(Figure data in JSON)
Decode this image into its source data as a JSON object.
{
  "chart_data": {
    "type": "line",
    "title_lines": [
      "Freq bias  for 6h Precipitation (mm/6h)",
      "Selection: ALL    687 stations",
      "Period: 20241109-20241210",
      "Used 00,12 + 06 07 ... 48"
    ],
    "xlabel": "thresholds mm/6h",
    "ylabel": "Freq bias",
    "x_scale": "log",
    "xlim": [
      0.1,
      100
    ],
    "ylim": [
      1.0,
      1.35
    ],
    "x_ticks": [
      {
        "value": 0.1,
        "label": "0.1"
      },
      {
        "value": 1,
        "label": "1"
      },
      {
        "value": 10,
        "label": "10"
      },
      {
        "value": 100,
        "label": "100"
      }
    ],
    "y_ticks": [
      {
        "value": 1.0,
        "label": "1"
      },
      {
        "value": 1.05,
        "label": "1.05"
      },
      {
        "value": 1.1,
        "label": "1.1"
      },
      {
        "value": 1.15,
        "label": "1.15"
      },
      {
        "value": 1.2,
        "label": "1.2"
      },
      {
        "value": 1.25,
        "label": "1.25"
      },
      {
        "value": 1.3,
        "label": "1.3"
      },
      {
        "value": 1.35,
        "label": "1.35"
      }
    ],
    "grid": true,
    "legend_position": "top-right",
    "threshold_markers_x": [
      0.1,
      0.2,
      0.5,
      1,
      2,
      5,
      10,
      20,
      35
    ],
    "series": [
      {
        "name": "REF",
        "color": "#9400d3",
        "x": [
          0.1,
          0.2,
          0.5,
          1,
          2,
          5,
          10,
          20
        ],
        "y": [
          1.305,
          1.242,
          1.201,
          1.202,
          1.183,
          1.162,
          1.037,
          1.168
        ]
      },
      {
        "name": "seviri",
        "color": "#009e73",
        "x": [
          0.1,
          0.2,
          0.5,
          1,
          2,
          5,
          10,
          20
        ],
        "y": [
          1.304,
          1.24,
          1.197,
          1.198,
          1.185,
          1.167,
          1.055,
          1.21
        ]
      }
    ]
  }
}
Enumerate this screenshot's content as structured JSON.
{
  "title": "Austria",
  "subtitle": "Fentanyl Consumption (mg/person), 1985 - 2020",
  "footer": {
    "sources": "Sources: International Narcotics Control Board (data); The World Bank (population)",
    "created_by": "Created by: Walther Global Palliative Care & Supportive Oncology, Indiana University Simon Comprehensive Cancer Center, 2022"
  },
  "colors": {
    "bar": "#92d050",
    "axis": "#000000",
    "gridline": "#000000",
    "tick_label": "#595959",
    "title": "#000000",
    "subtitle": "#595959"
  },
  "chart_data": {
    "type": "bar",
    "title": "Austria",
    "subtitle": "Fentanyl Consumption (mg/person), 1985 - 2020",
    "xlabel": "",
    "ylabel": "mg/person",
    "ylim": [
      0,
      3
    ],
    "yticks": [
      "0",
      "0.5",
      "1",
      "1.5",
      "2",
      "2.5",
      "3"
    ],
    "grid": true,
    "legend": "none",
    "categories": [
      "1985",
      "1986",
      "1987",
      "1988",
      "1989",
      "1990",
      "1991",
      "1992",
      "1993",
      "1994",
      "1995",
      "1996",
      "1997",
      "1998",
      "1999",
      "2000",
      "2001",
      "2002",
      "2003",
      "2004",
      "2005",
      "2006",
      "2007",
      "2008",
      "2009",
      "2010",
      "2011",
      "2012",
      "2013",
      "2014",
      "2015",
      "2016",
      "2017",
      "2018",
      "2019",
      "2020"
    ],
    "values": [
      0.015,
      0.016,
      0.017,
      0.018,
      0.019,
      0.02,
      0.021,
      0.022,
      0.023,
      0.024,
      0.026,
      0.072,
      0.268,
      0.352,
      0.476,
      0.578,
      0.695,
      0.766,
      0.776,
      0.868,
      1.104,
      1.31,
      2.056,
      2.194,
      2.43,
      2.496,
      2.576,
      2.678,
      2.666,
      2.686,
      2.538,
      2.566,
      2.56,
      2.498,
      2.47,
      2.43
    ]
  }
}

▶ **Work to do**
Retype all the records, matching them exactly.

▶ **Final result**
Decode this image into its source data as a JSON object.
{
  "chart_data": {
    "type": "line",
    "title_lines": [
      "Freq bias  for 6h Precipitation (mm/6h)",
      "Selection: ALL    687 stations",
      "Period: 20241109-20241210",
      "Used 00,12 + 06 07 ... 48"
    ],
    "xlabel": "thresholds mm/6h",
    "ylabel": "Freq bias",
    "x_scale": "log",
    "xlim": [
      0.1,
      100
    ],
    "ylim": [
      1.0,
      1.35
    ],
    "x_ticks": [
      {
        "value": 0.1,
        "label": "0.1"
      },
      {
        "value": 1,
        "label": "1"
      },
      {
        "value": 10,
        "label": "10"
      },
      {
        "value": 100,
        "label": "100"
      }
    ],
    "y_ticks": [
      {
        "value": 1.0,
        "label": "1"
      },
      {
        "value": 1.05,
        "label": "1.05"
      },
      {
        "value": 1.1,
        "label": "1.1"
      },
      {
        "value": 1.15,
        "label": "1.15"
      },
      {
        "value": 1.2,
        "label": "1.2"
      },
      {
        "value": 1.25,
        "label": "1.25"
      },
      {
        "value": 1.3,
        "label": "1.3"
      },
      {
        "value": 1.35,
        "label": "1.35"
      }
    ],
    "grid": true,
    "legend_position": "top-right",
    "threshold_markers_x": [
      0.1,
      0.2,
      0.5,
      1,
      2,
      5,
      10,
      20,
      35
    ],
    "series": [
      {
        "name": "REF",
        "color": "#9400d3",
        "x": [
          0.1,
          0.2,
          0.5,
          1,
          2,
          5,
          10,
          20
        ],
        "y": [
          1.305,
          1.242,
          1.201,
          1.202,
          1.183,
          1.162,
          1.037,
          1.168
        ]
      },
      {
        "name": "seviri",
        "color": "#009e73",
        "x": [
          0.1,
          0.2,
          0.5,
          1,
          2,
          5,
          10,
          20
        ],
        "y": [
          1.304,
          1.24,
          1.197,
          1.198,
          1.185,
          1.167,
          1.055,
          1.21
        ]
      }
    ]
  }
}
Enumerate this screenshot's content as structured JSON.
{
  "title": "Austria",
  "subtitle": "Fentanyl Consumption (mg/person), 1985 - 2020",
  "footer": {
    "sources": "Sources: International Narcotics Control Board (data); The World Bank (population)",
    "created_by": "Created by: Walther Global Palliative Care & Supportive Oncology, Indiana University Simon Comprehensive Cancer Center, 2022"
  },
  "colors": {
    "bar": "#92d050",
    "axis": "#000000",
    "gridline": "#000000",
    "tick_label": "#595959",
    "title": "#000000",
    "subtitle": "#595959"
  },
  "chart_data": {
    "type": "bar",
    "title": "Austria",
    "subtitle": "Fentanyl Consumption (mg/person), 1985 - 2020",
    "xlabel": "",
    "ylabel": "mg/person",
    "ylim": [
      0,
      3
    ],
    "yticks": [
      "0",
      "0.5",
      "1",
      "1.5",
      "2",
      "2.5",
      "3"
    ],
    "grid": true,
    "legend": "none",
    "categories": [
      "1985",
      "1986",
      "1987",
      "1988",
      "1989",
      "1990",
      "1991",
      "1992",
      "1993",
      "1994",
      "1995",
      "1996",
      "1997",
      "1998",
      "1999",
      "2000",
      "2001",
      "2002",
      "2003",
      "2004",
      "2005",
      "2006",
      "2007",
      "2008",
      "2009",
      "2010",
      "2011",
      "2012",
      "2013",
      "2014",
      "2015",
      "2016",
      "2017",
      "2018",
      "2019",
      "2020"
    ],
    "values": [
      0.015,
      0.016,
      0.017,
      0.018,
      0.019,
      0.02,
      0.021,
      0.022,
      0.023,
      0.024,
      0.026,
      0.072,
      0.268,
      0.352,
      0.476,
      0.578,
      0.695,
      0.766,
      0.776,
      0.868,
      1.104,
      1.31,
      2.056,
      2.194,
      2.43,
      2.496,
      2.576,
      2.678,
      2.666,
      2.686,
      2.538,
      2.566,
      2.56,
      2.498,
      2.47,
      2.43
    ]
  }
}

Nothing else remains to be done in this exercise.